* Begin GIVEN DATA *
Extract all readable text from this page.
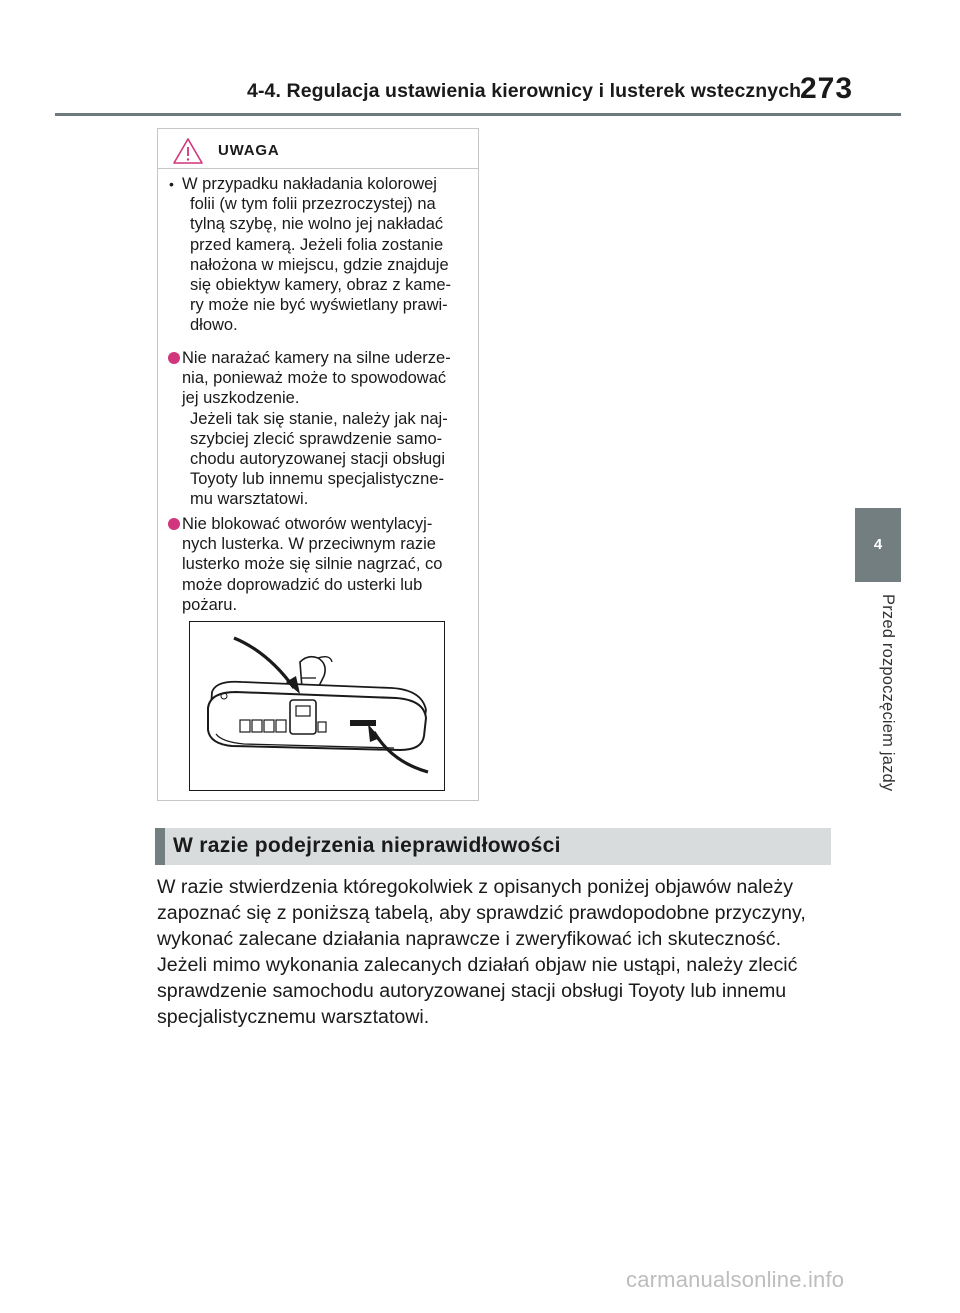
4-4. Regulacja ustawienia kierownicy i lusterek wstecznych
273
4
Przed rozpoczęciem jazdy
UWAGA
• W przypadku nakładania kolorowej
folii (w tym folii przezroczystej) na
tylną szybę, nie wolno jej nakładać
przed kamerą. Jeżeli folia zostanie
nałożona w miejscu, gdzie znajduje
się obiektyw kamery, obraz z kame-
ry może nie być wyświetlany prawi-
dłowo.
Nie narażać kamery na silne uderze-
nia, ponieważ może to spowodować
jej uszkodzenie.
Jeżeli tak się stanie, należy jak naj-
szybciej zlecić sprawdzenie samo-
chodu autoryzowanej stacji obsługi
Toyoty lub innemu specjalistyczne-
mu warsztatowi.
Nie blokować otworów wentylacyj-
nych lusterka. W przeciwnym razie
lusterko może się silnie nagrzać, co
może doprowadzić do usterki lub
pożaru.
W razie podejrzenia nieprawidłowości
W razie stwierdzenia któregokolwiek z opisanych poniżej objawów należy
zapoznać się z poniższą tabelą, aby sprawdzić prawdopodobne przyczyny,
wykonać zalecane działania naprawcze i zweryfikować ich skuteczność.
Jeżeli mimo wykonania zalecanych działań objaw nie ustąpi, należy zlecić
sprawdzenie samochodu autoryzowanej stacji obsługi Toyoty lub innemu
specjalistycznemu warsztatowi.
carmanualsonline.info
* End GIVEN DATA *
» GIVEN REQUEST: Restate the whole listing above exactly, please, omitting every image.

» OUTPUT FOR THIS EXERCISE:
Extract all readable text from this page.
4-4. Regulacja ustawienia kierownicy i lusterek wstecznych
273
4
Przed rozpoczęciem jazdy
UWAGA
• W przypadku nakładania kolorowej
folii (w tym folii przezroczystej) na
tylną szybę, nie wolno jej nakładać
przed kamerą. Jeżeli folia zostanie
nałożona w miejscu, gdzie znajduje
się obiektyw kamery, obraz z kame-
ry może nie być wyświetlany prawi-
dłowo.
Nie narażać kamery na silne uderze-
nia, ponieważ może to spowodować
jej uszkodzenie.
Jeżeli tak się stanie, należy jak naj-
szybciej zlecić sprawdzenie samo-
chodu autoryzowanej stacji obsługi
Toyoty lub innemu specjalistyczne-
mu warsztatowi.
Nie blokować otworów wentylacyj-
nych lusterka. W przeciwnym razie
lusterko może się silnie nagrzać, co
może doprowadzić do usterki lub
pożaru.
W razie podejrzenia nieprawidłowości
W razie stwierdzenia któregokolwiek z opisanych poniżej objawów należy
zapoznać się z poniższą tabelą, aby sprawdzić prawdopodobne przyczyny,
wykonać zalecane działania naprawcze i zweryfikować ich skuteczność.
Jeżeli mimo wykonania zalecanych działań objaw nie ustąpi, należy zlecić
sprawdzenie samochodu autoryzowanej stacji obsługi Toyoty lub innemu
specjalistycznemu warsztatowi.
carmanualsonline.info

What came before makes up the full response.